■ **OBJECTIVE**: Transcribe the material word for word, but without the images.

■ **RECORDS FOR THE TASK**:
— Start —

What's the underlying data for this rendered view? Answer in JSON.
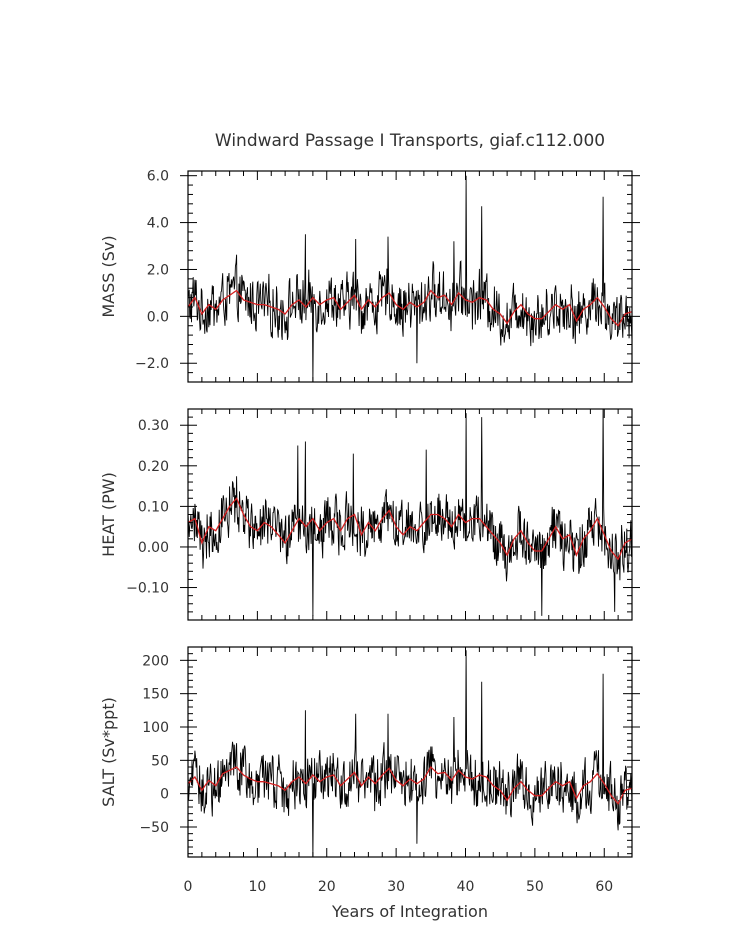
{
  "chart_data": {
    "type": "line",
    "title": "Windward Passage I Transports, giaf.c112.000",
    "xlabel": "Years of Integration",
    "xlim": [
      0,
      64
    ],
    "xticks": [
      0,
      10,
      20,
      30,
      40,
      50,
      60
    ],
    "xtick_labels": [
      "0",
      "10",
      "20",
      "30",
      "40",
      "50",
      "60"
    ],
    "line_colors": {
      "raw": "#000000",
      "smooth": "#d42020"
    },
    "panels": [
      {
        "ylabel": "MASS (Sv)",
        "ylim": [
          -2.8,
          6.2
        ],
        "yticks": [
          -2.0,
          0.0,
          2.0,
          4.0,
          6.0
        ],
        "ytick_labels": [
          "−2.0",
          "0.0",
          "2.0",
          "4.0",
          "6.0"
        ],
        "smooth": {
          "x": [
            0,
            1,
            2,
            3,
            4,
            5,
            6,
            7,
            8,
            9,
            10,
            11,
            12,
            13,
            14,
            15,
            16,
            17,
            18,
            19,
            20,
            21,
            22,
            23,
            24,
            25,
            26,
            27,
            28,
            29,
            30,
            31,
            32,
            33,
            34,
            35,
            36,
            37,
            38,
            39,
            40,
            41,
            42,
            43,
            44,
            45,
            46,
            47,
            48,
            49,
            50,
            51,
            52,
            53,
            54,
            55,
            56,
            57,
            58,
            59,
            60,
            61,
            62,
            63,
            64
          ],
          "y": [
            0.4,
            0.8,
            0.1,
            0.5,
            0.3,
            0.7,
            0.9,
            1.1,
            0.7,
            0.6,
            0.5,
            0.5,
            0.4,
            0.3,
            0.1,
            0.5,
            0.7,
            0.4,
            0.8,
            0.5,
            0.7,
            0.8,
            0.3,
            0.6,
            0.9,
            0.3,
            0.7,
            0.4,
            0.8,
            1.0,
            0.5,
            0.3,
            0.6,
            0.4,
            0.6,
            1.1,
            0.8,
            0.9,
            0.5,
            1.0,
            0.7,
            0.6,
            0.8,
            0.7,
            0.3,
            0.1,
            -0.3,
            0.2,
            0.5,
            0.1,
            -0.1,
            -0.1,
            0.2,
            0.5,
            0.3,
            0.5,
            -0.2,
            0.3,
            0.5,
            0.8,
            0.4,
            -0.1,
            -0.4,
            0.1,
            0.2
          ]
        },
        "peaks": [
          [
            16.9,
            3.5
          ],
          [
            18.0,
            -2.8
          ],
          [
            24.2,
            3.3
          ],
          [
            28.8,
            3.4
          ],
          [
            33.0,
            -2.0
          ],
          [
            38.3,
            3.2
          ],
          [
            40.1,
            6.0
          ],
          [
            42.3,
            4.7
          ],
          [
            59.8,
            5.1
          ]
        ]
      },
      {
        "ylabel": "HEAT (PW)",
        "ylim": [
          -0.18,
          0.34
        ],
        "yticks": [
          -0.1,
          0.0,
          0.1,
          0.2,
          0.3
        ],
        "ytick_labels": [
          "−0.10",
          "0.00",
          "0.10",
          "0.20",
          "0.30"
        ],
        "smooth": {
          "x": [
            0,
            1,
            2,
            3,
            4,
            5,
            6,
            7,
            8,
            9,
            10,
            11,
            12,
            13,
            14,
            15,
            16,
            17,
            18,
            19,
            20,
            21,
            22,
            23,
            24,
            25,
            26,
            27,
            28,
            29,
            30,
            31,
            32,
            33,
            34,
            35,
            36,
            37,
            38,
            39,
            40,
            41,
            42,
            43,
            44,
            45,
            46,
            47,
            48,
            49,
            50,
            51,
            52,
            53,
            54,
            55,
            56,
            57,
            58,
            59,
            60,
            61,
            62,
            63,
            64
          ],
          "y": [
            0.06,
            0.07,
            0.01,
            0.05,
            0.04,
            0.07,
            0.1,
            0.12,
            0.08,
            0.05,
            0.04,
            0.06,
            0.05,
            0.03,
            0.01,
            0.04,
            0.07,
            0.05,
            0.07,
            0.04,
            0.06,
            0.07,
            0.04,
            0.07,
            0.08,
            0.03,
            0.06,
            0.04,
            0.07,
            0.09,
            0.05,
            0.03,
            0.05,
            0.04,
            0.06,
            0.08,
            0.08,
            0.07,
            0.05,
            0.08,
            0.06,
            0.07,
            0.07,
            0.05,
            0.03,
            0.01,
            -0.02,
            0.02,
            0.04,
            0.01,
            -0.01,
            -0.01,
            0.02,
            0.05,
            0.02,
            0.03,
            -0.02,
            0.02,
            0.04,
            0.07,
            0.03,
            -0.01,
            -0.03,
            0.01,
            0.02
          ]
        },
        "peaks": [
          [
            15.8,
            0.25
          ],
          [
            16.9,
            0.26
          ],
          [
            18.0,
            -0.17
          ],
          [
            23.8,
            0.23
          ],
          [
            34.3,
            0.24
          ],
          [
            40.1,
            0.33
          ],
          [
            42.3,
            0.32
          ],
          [
            51.0,
            -0.17
          ],
          [
            59.8,
            0.35
          ],
          [
            61.5,
            -0.16
          ]
        ]
      },
      {
        "ylabel": "SALT (Sv*ppt)",
        "ylim": [
          -95,
          220
        ],
        "yticks": [
          -50,
          0,
          50,
          100,
          150,
          200
        ],
        "ytick_labels": [
          "−50",
          "0",
          "50",
          "100",
          "150",
          "200"
        ],
        "smooth": {
          "x": [
            0,
            1,
            2,
            3,
            4,
            5,
            6,
            7,
            8,
            9,
            10,
            11,
            12,
            13,
            14,
            15,
            16,
            17,
            18,
            19,
            20,
            21,
            22,
            23,
            24,
            25,
            26,
            27,
            28,
            29,
            30,
            31,
            32,
            33,
            34,
            35,
            36,
            37,
            38,
            39,
            40,
            41,
            42,
            43,
            44,
            45,
            46,
            47,
            48,
            49,
            50,
            51,
            52,
            53,
            54,
            55,
            56,
            57,
            58,
            59,
            60,
            61,
            62,
            63,
            64
          ],
          "y": [
            15,
            25,
            5,
            20,
            12,
            30,
            35,
            40,
            28,
            22,
            18,
            18,
            15,
            12,
            5,
            18,
            25,
            15,
            28,
            18,
            25,
            28,
            12,
            22,
            32,
            12,
            25,
            15,
            28,
            38,
            20,
            12,
            22,
            15,
            22,
            40,
            30,
            32,
            20,
            35,
            25,
            22,
            28,
            25,
            12,
            5,
            -10,
            8,
            18,
            5,
            -3,
            -3,
            8,
            18,
            12,
            18,
            -7,
            12,
            18,
            30,
            15,
            -3,
            -15,
            5,
            8
          ]
        },
        "peaks": [
          [
            16.9,
            125
          ],
          [
            18.0,
            -95
          ],
          [
            24.2,
            120
          ],
          [
            28.8,
            120
          ],
          [
            33.0,
            -75
          ],
          [
            38.3,
            115
          ],
          [
            40.1,
            215
          ],
          [
            42.3,
            168
          ],
          [
            59.8,
            180
          ]
        ]
      }
    ]
  }
}
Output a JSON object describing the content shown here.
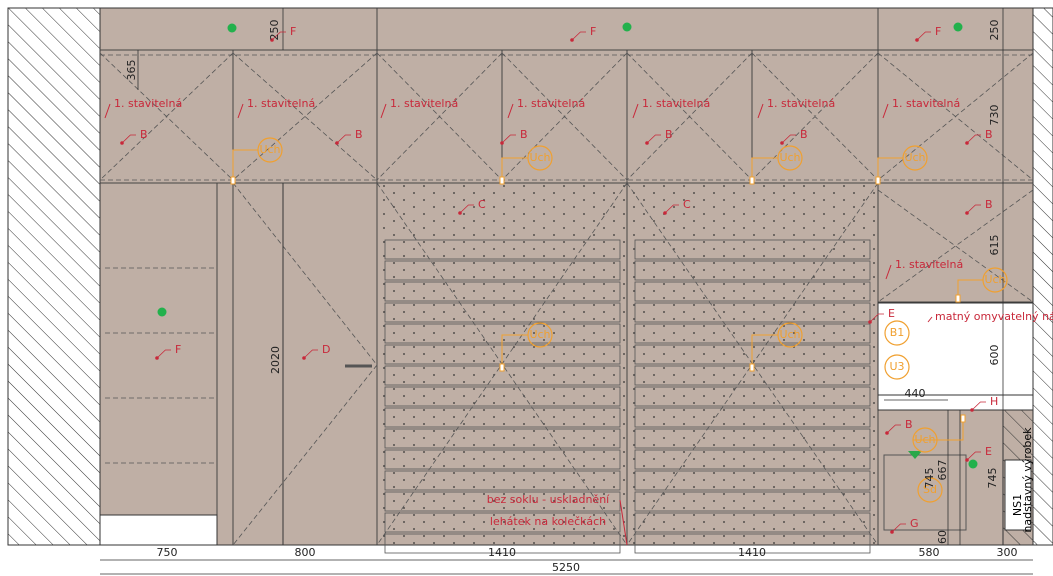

— End —

■ **TASK RESPONSE**:
What's the underlying data for this rendered view? Answer in JSON.
{
  "chart_data": {
    "type": "line",
    "title": "Windward Passage I Transports, giaf.c112.000",
    "xlabel": "Years of Integration",
    "xlim": [
      0,
      64
    ],
    "xticks": [
      0,
      10,
      20,
      30,
      40,
      50,
      60
    ],
    "xtick_labels": [
      "0",
      "10",
      "20",
      "30",
      "40",
      "50",
      "60"
    ],
    "line_colors": {
      "raw": "#000000",
      "smooth": "#d42020"
    },
    "panels": [
      {
        "ylabel": "MASS (Sv)",
        "ylim": [
          -2.8,
          6.2
        ],
        "yticks": [
          -2.0,
          0.0,
          2.0,
          4.0,
          6.0
        ],
        "ytick_labels": [
          "−2.0",
          "0.0",
          "2.0",
          "4.0",
          "6.0"
        ],
        "smooth": {
          "x": [
            0,
            1,
            2,
            3,
            4,
            5,
            6,
            7,
            8,
            9,
            10,
            11,
            12,
            13,
            14,
            15,
            16,
            17,
            18,
            19,
            20,
            21,
            22,
            23,
            24,
            25,
            26,
            27,
            28,
            29,
            30,
            31,
            32,
            33,
            34,
            35,
            36,
            37,
            38,
            39,
            40,
            41,
            42,
            43,
            44,
            45,
            46,
            47,
            48,
            49,
            50,
            51,
            52,
            53,
            54,
            55,
            56,
            57,
            58,
            59,
            60,
            61,
            62,
            63,
            64
          ],
          "y": [
            0.4,
            0.8,
            0.1,
            0.5,
            0.3,
            0.7,
            0.9,
            1.1,
            0.7,
            0.6,
            0.5,
            0.5,
            0.4,
            0.3,
            0.1,
            0.5,
            0.7,
            0.4,
            0.8,
            0.5,
            0.7,
            0.8,
            0.3,
            0.6,
            0.9,
            0.3,
            0.7,
            0.4,
            0.8,
            1.0,
            0.5,
            0.3,
            0.6,
            0.4,
            0.6,
            1.1,
            0.8,
            0.9,
            0.5,
            1.0,
            0.7,
            0.6,
            0.8,
            0.7,
            0.3,
            0.1,
            -0.3,
            0.2,
            0.5,
            0.1,
            -0.1,
            -0.1,
            0.2,
            0.5,
            0.3,
            0.5,
            -0.2,
            0.3,
            0.5,
            0.8,
            0.4,
            -0.1,
            -0.4,
            0.1,
            0.2
          ]
        },
        "peaks": [
          [
            16.9,
            3.5
          ],
          [
            18.0,
            -2.8
          ],
          [
            24.2,
            3.3
          ],
          [
            28.8,
            3.4
          ],
          [
            33.0,
            -2.0
          ],
          [
            38.3,
            3.2
          ],
          [
            40.1,
            6.0
          ],
          [
            42.3,
            4.7
          ],
          [
            59.8,
            5.1
          ]
        ]
      },
      {
        "ylabel": "HEAT (PW)",
        "ylim": [
          -0.18,
          0.34
        ],
        "yticks": [
          -0.1,
          0.0,
          0.1,
          0.2,
          0.3
        ],
        "ytick_labels": [
          "−0.10",
          "0.00",
          "0.10",
          "0.20",
          "0.30"
        ],
        "smooth": {
          "x": [
            0,
            1,
            2,
            3,
            4,
            5,
            6,
            7,
            8,
            9,
            10,
            11,
            12,
            13,
            14,
            15,
            16,
            17,
            18,
            19,
            20,
            21,
            22,
            23,
            24,
            25,
            26,
            27,
            28,
            29,
            30,
            31,
            32,
            33,
            34,
            35,
            36,
            37,
            38,
            39,
            40,
            41,
            42,
            43,
            44,
            45,
            46,
            47,
            48,
            49,
            50,
            51,
            52,
            53,
            54,
            55,
            56,
            57,
            58,
            59,
            60,
            61,
            62,
            63,
            64
          ],
          "y": [
            0.06,
            0.07,
            0.01,
            0.05,
            0.04,
            0.07,
            0.1,
            0.12,
            0.08,
            0.05,
            0.04,
            0.06,
            0.05,
            0.03,
            0.01,
            0.04,
            0.07,
            0.05,
            0.07,
            0.04,
            0.06,
            0.07,
            0.04,
            0.07,
            0.08,
            0.03,
            0.06,
            0.04,
            0.07,
            0.09,
            0.05,
            0.03,
            0.05,
            0.04,
            0.06,
            0.08,
            0.08,
            0.07,
            0.05,
            0.08,
            0.06,
            0.07,
            0.07,
            0.05,
            0.03,
            0.01,
            -0.02,
            0.02,
            0.04,
            0.01,
            -0.01,
            -0.01,
            0.02,
            0.05,
            0.02,
            0.03,
            -0.02,
            0.02,
            0.04,
            0.07,
            0.03,
            -0.01,
            -0.03,
            0.01,
            0.02
          ]
        },
        "peaks": [
          [
            15.8,
            0.25
          ],
          [
            16.9,
            0.26
          ],
          [
            18.0,
            -0.17
          ],
          [
            23.8,
            0.23
          ],
          [
            34.3,
            0.24
          ],
          [
            40.1,
            0.33
          ],
          [
            42.3,
            0.32
          ],
          [
            51.0,
            -0.17
          ],
          [
            59.8,
            0.35
          ],
          [
            61.5,
            -0.16
          ]
        ]
      },
      {
        "ylabel": "SALT (Sv*ppt)",
        "ylim": [
          -95,
          220
        ],
        "yticks": [
          -50,
          0,
          50,
          100,
          150,
          200
        ],
        "ytick_labels": [
          "−50",
          "0",
          "50",
          "100",
          "150",
          "200"
        ],
        "smooth": {
          "x": [
            0,
            1,
            2,
            3,
            4,
            5,
            6,
            7,
            8,
            9,
            10,
            11,
            12,
            13,
            14,
            15,
            16,
            17,
            18,
            19,
            20,
            21,
            22,
            23,
            24,
            25,
            26,
            27,
            28,
            29,
            30,
            31,
            32,
            33,
            34,
            35,
            36,
            37,
            38,
            39,
            40,
            41,
            42,
            43,
            44,
            45,
            46,
            47,
            48,
            49,
            50,
            51,
            52,
            53,
            54,
            55,
            56,
            57,
            58,
            59,
            60,
            61,
            62,
            63,
            64
          ],
          "y": [
            15,
            25,
            5,
            20,
            12,
            30,
            35,
            40,
            28,
            22,
            18,
            18,
            15,
            12,
            5,
            18,
            25,
            15,
            28,
            18,
            25,
            28,
            12,
            22,
            32,
            12,
            25,
            15,
            28,
            38,
            20,
            12,
            22,
            15,
            22,
            40,
            30,
            32,
            20,
            35,
            25,
            22,
            28,
            25,
            12,
            5,
            -10,
            8,
            18,
            5,
            -3,
            -3,
            8,
            18,
            12,
            18,
            -7,
            12,
            18,
            30,
            15,
            -3,
            -15,
            5,
            8
          ]
        },
        "peaks": [
          [
            16.9,
            125
          ],
          [
            18.0,
            -95
          ],
          [
            24.2,
            120
          ],
          [
            28.8,
            120
          ],
          [
            33.0,
            -75
          ],
          [
            38.3,
            115
          ],
          [
            40.1,
            215
          ],
          [
            42.3,
            168
          ],
          [
            59.8,
            180
          ]
        ]
      }
    ]
  }
}
Output a JSON object describing the content shown here.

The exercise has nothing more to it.